Set problem → Looking at the listing, state how many of its lines contain the string "this". Write only the number.

Records shown →
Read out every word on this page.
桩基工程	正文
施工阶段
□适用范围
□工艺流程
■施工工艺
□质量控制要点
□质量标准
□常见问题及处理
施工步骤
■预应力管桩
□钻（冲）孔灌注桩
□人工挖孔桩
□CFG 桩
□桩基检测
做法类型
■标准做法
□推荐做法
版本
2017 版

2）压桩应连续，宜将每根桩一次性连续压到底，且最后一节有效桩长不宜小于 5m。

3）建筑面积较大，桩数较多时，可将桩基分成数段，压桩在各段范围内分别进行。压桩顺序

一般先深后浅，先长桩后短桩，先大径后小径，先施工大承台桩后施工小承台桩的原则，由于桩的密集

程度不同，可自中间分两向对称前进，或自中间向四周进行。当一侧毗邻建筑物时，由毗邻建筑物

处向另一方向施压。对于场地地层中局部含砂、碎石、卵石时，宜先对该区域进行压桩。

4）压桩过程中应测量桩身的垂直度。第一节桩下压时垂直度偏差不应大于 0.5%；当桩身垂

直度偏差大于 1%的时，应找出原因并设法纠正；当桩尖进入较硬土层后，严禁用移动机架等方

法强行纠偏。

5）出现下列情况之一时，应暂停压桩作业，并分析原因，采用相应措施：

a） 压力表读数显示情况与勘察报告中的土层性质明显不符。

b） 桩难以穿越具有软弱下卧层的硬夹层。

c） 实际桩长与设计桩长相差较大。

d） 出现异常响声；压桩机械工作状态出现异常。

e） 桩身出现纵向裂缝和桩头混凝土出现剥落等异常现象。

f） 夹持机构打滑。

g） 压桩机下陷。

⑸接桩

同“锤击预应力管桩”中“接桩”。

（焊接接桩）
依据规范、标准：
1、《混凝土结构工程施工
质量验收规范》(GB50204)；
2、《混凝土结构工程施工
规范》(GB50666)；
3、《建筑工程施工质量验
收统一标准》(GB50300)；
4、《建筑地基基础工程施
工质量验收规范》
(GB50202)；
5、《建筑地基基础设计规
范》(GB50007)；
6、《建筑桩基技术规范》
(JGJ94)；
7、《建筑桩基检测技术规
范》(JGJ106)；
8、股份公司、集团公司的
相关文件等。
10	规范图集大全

==

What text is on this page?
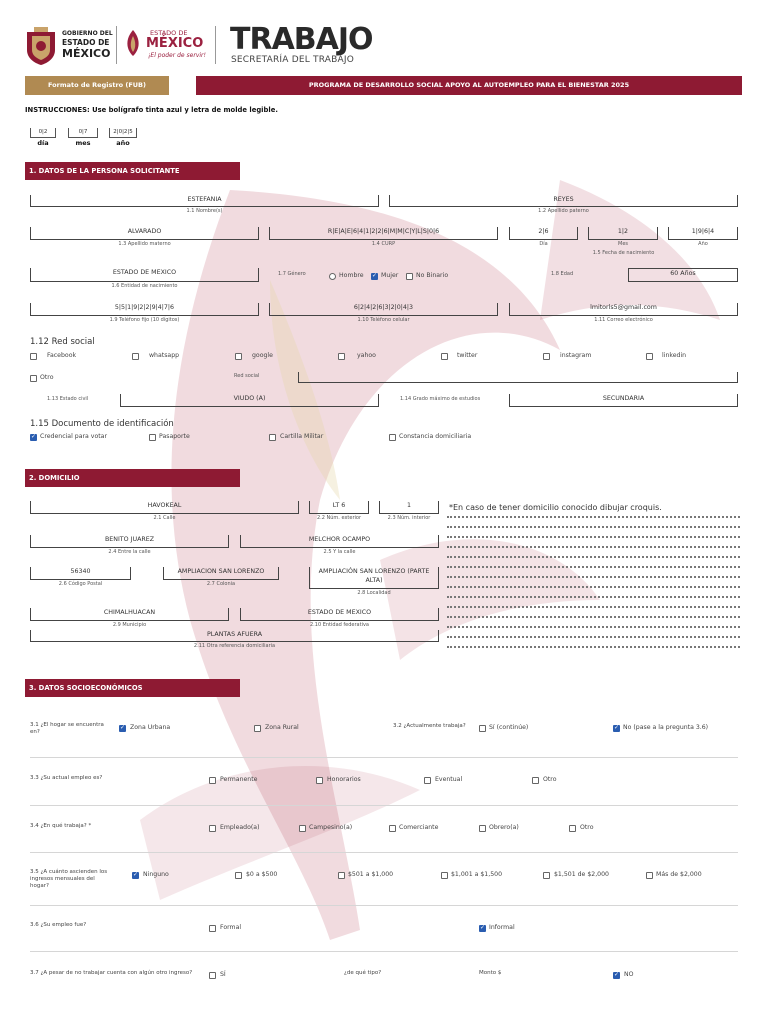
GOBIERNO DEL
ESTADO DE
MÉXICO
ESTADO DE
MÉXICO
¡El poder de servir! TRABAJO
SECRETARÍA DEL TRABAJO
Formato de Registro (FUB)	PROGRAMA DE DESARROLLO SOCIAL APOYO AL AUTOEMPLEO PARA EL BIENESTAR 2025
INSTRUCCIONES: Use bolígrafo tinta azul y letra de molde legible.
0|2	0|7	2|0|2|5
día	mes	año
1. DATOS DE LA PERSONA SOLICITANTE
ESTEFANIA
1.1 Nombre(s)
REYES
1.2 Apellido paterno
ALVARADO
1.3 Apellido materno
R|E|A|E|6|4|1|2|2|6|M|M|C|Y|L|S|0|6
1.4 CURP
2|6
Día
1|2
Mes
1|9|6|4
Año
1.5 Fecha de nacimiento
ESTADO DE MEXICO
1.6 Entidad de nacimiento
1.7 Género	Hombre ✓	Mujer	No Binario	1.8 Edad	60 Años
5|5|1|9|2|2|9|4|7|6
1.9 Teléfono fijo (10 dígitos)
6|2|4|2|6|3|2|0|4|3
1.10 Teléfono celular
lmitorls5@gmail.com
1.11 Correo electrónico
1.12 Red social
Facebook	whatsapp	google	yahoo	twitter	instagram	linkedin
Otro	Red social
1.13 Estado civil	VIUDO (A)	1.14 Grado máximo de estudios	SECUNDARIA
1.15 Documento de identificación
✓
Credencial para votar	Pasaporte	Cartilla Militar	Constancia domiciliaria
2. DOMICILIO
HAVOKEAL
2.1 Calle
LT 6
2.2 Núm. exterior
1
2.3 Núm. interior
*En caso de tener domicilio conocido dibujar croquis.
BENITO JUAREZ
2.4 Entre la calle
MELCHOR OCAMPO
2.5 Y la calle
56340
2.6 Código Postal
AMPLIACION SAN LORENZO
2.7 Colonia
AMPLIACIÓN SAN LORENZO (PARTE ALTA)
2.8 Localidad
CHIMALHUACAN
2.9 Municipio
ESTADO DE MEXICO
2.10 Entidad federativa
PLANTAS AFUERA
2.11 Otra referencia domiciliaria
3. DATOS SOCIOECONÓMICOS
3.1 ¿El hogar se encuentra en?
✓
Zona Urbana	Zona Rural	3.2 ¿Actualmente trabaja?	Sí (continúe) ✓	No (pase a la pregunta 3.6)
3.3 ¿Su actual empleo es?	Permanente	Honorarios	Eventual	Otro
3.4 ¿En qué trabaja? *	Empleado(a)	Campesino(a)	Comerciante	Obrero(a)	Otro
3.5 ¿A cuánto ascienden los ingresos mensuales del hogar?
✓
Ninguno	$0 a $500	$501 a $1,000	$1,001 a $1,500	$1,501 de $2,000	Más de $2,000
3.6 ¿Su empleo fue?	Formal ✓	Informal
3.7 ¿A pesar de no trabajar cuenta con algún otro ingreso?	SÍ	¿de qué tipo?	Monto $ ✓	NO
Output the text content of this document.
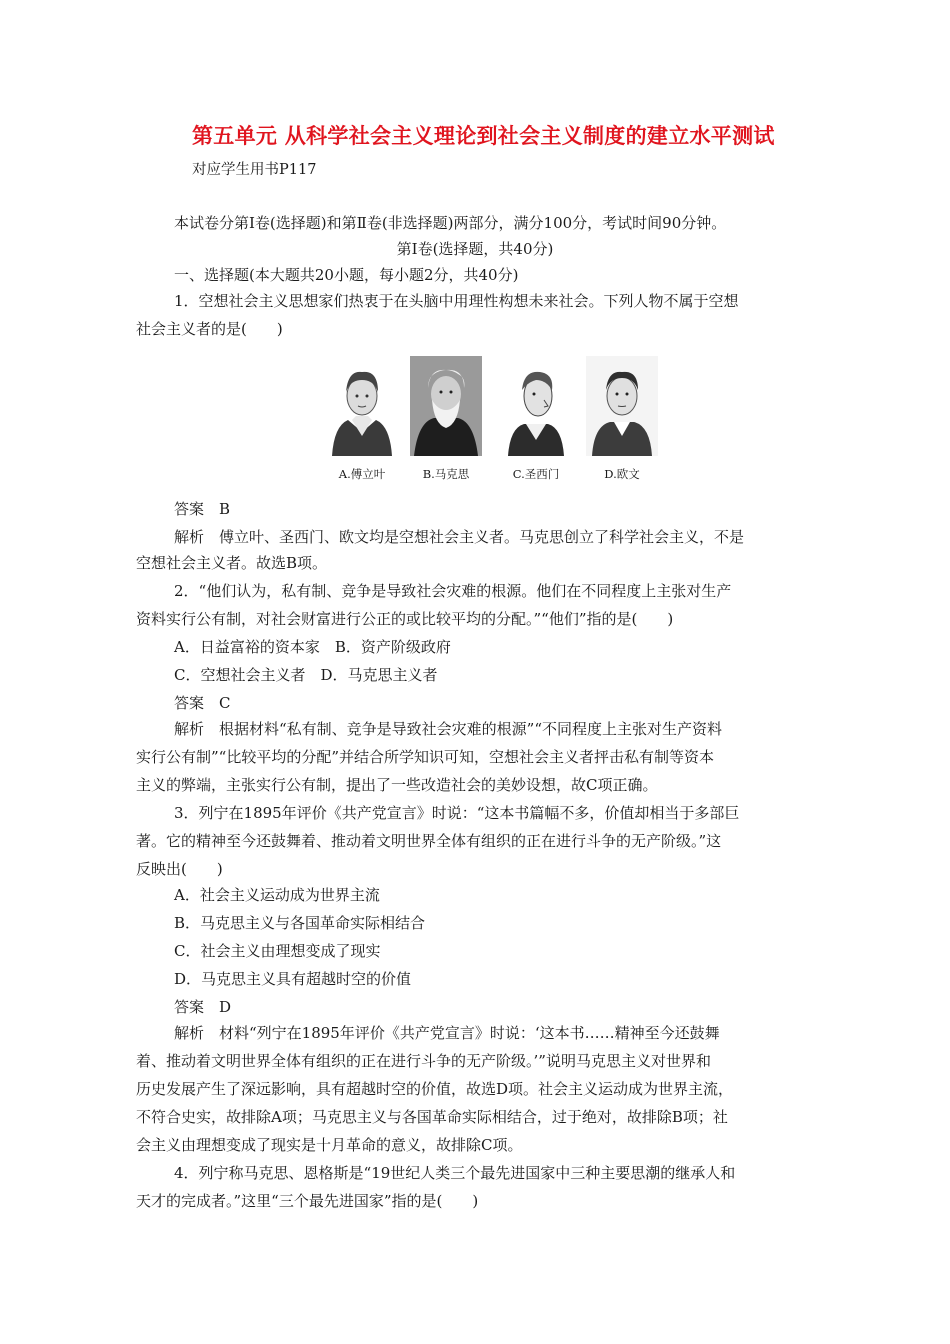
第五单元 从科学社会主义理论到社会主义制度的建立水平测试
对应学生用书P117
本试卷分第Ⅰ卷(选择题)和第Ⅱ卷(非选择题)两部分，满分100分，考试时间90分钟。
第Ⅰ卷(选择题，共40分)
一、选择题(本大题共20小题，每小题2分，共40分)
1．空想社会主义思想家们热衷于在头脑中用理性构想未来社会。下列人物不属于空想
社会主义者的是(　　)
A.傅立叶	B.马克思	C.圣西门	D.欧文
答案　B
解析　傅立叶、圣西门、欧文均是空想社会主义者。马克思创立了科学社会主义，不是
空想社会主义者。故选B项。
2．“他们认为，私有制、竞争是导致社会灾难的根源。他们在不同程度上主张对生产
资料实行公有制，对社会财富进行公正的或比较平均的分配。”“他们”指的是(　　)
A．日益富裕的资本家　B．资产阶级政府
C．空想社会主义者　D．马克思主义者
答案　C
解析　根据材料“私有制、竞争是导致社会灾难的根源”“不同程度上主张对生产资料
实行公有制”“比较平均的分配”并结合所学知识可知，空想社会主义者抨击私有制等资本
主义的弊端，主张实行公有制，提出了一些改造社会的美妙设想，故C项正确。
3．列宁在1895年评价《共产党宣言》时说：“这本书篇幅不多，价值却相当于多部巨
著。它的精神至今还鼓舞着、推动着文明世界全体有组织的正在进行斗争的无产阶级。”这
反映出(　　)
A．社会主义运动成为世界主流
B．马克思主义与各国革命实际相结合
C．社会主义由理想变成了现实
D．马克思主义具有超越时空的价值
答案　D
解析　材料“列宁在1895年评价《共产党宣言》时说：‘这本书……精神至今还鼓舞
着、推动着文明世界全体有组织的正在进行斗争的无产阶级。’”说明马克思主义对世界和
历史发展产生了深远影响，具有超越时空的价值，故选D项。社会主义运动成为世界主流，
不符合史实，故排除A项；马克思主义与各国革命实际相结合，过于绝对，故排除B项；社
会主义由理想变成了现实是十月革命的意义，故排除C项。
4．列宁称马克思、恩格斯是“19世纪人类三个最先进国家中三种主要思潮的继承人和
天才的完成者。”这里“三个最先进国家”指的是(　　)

...

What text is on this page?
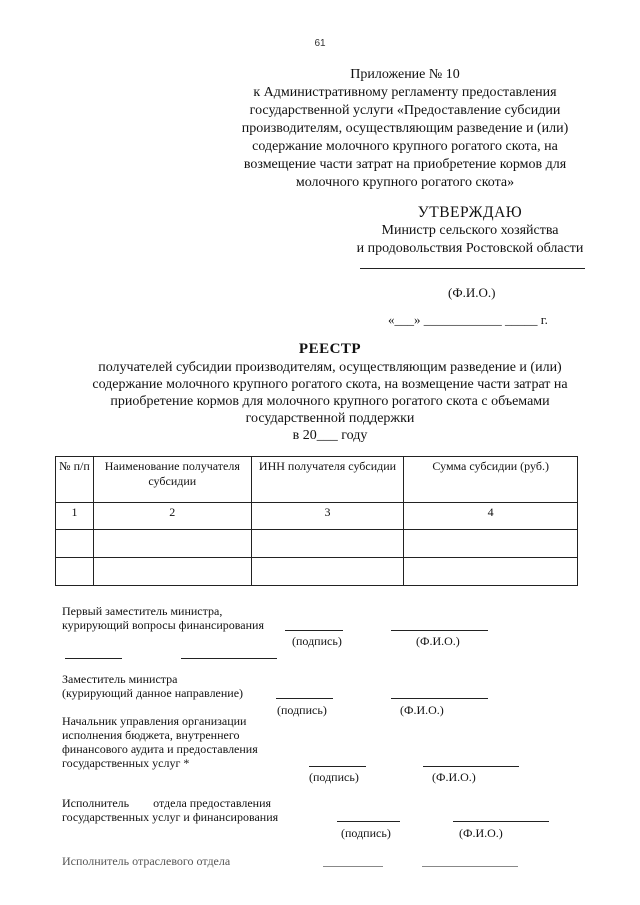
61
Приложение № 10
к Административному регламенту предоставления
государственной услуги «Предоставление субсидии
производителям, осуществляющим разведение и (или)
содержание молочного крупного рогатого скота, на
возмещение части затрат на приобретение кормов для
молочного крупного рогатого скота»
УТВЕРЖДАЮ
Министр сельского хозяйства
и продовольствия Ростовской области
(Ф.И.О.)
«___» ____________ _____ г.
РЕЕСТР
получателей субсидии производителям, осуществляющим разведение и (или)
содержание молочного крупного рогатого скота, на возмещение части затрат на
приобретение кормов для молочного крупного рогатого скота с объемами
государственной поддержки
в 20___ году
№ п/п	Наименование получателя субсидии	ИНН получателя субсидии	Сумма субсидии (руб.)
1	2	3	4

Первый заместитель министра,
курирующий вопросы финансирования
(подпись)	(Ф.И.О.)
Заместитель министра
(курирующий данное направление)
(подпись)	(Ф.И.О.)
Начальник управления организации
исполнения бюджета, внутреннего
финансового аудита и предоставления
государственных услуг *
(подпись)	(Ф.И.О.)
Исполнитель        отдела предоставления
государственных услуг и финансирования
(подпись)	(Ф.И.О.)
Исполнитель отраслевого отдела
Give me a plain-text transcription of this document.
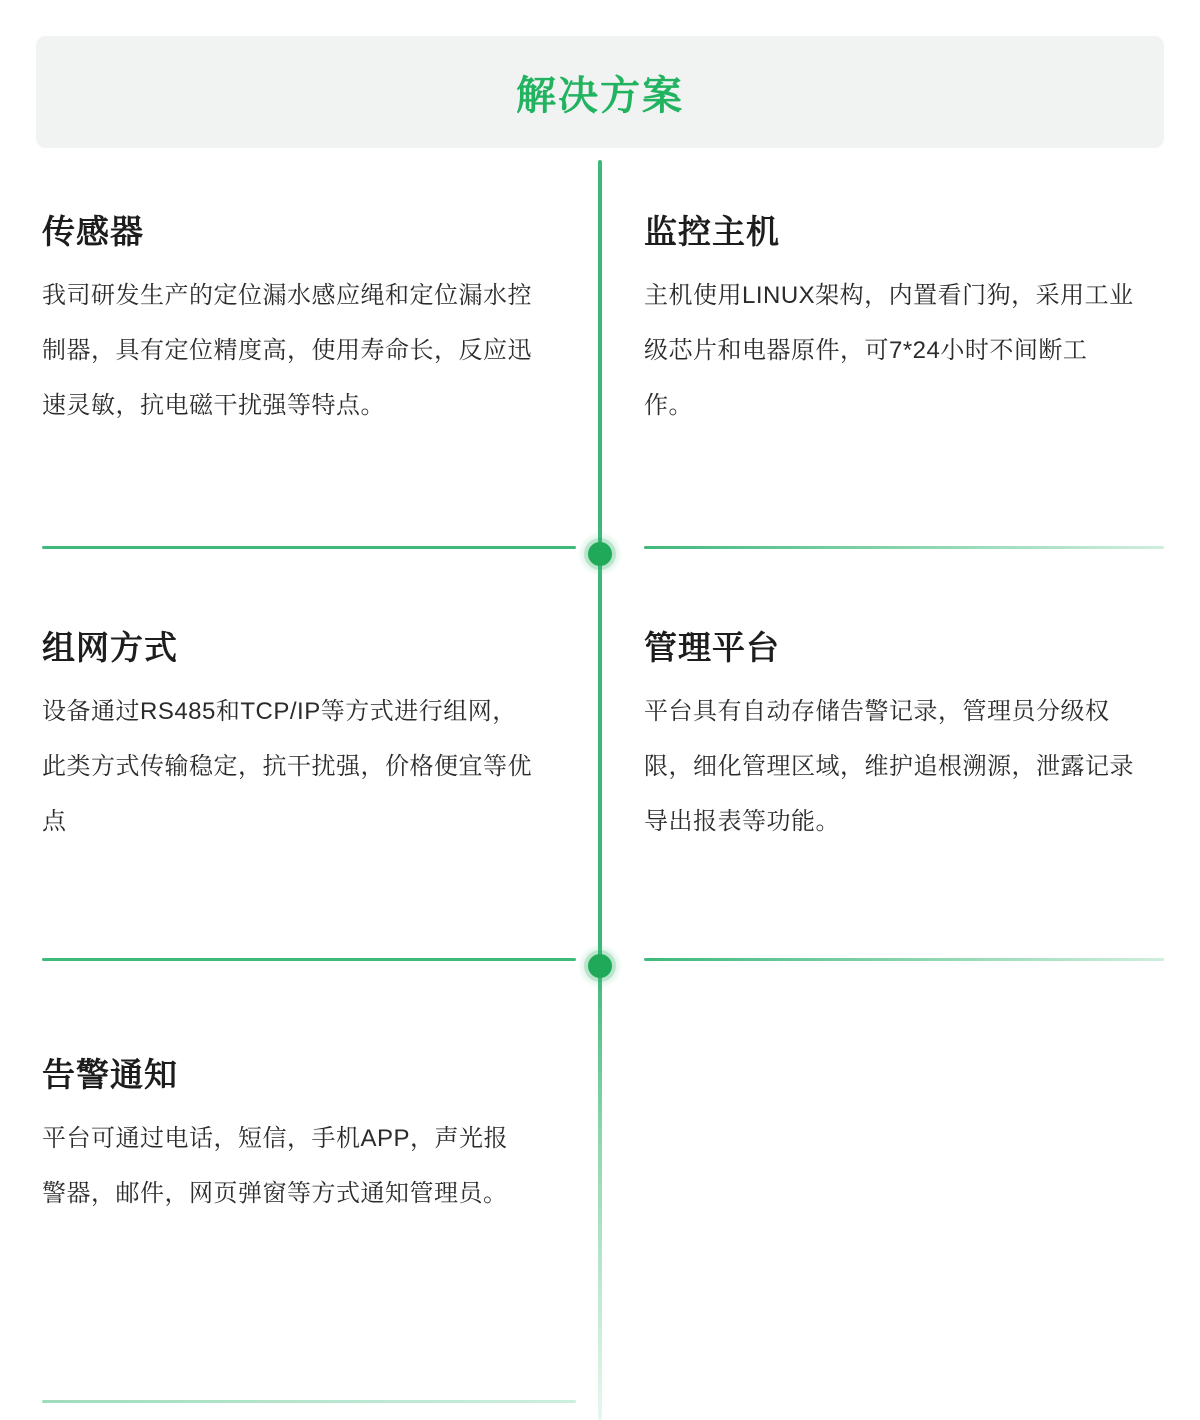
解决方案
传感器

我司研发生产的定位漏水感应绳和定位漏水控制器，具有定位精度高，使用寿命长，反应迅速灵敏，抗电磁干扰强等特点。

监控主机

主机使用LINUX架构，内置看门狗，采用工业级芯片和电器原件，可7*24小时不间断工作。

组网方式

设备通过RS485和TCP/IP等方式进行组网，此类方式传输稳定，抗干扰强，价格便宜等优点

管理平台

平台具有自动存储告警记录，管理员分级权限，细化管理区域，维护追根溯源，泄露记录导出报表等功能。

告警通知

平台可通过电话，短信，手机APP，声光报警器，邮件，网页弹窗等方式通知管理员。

Complete answer → 5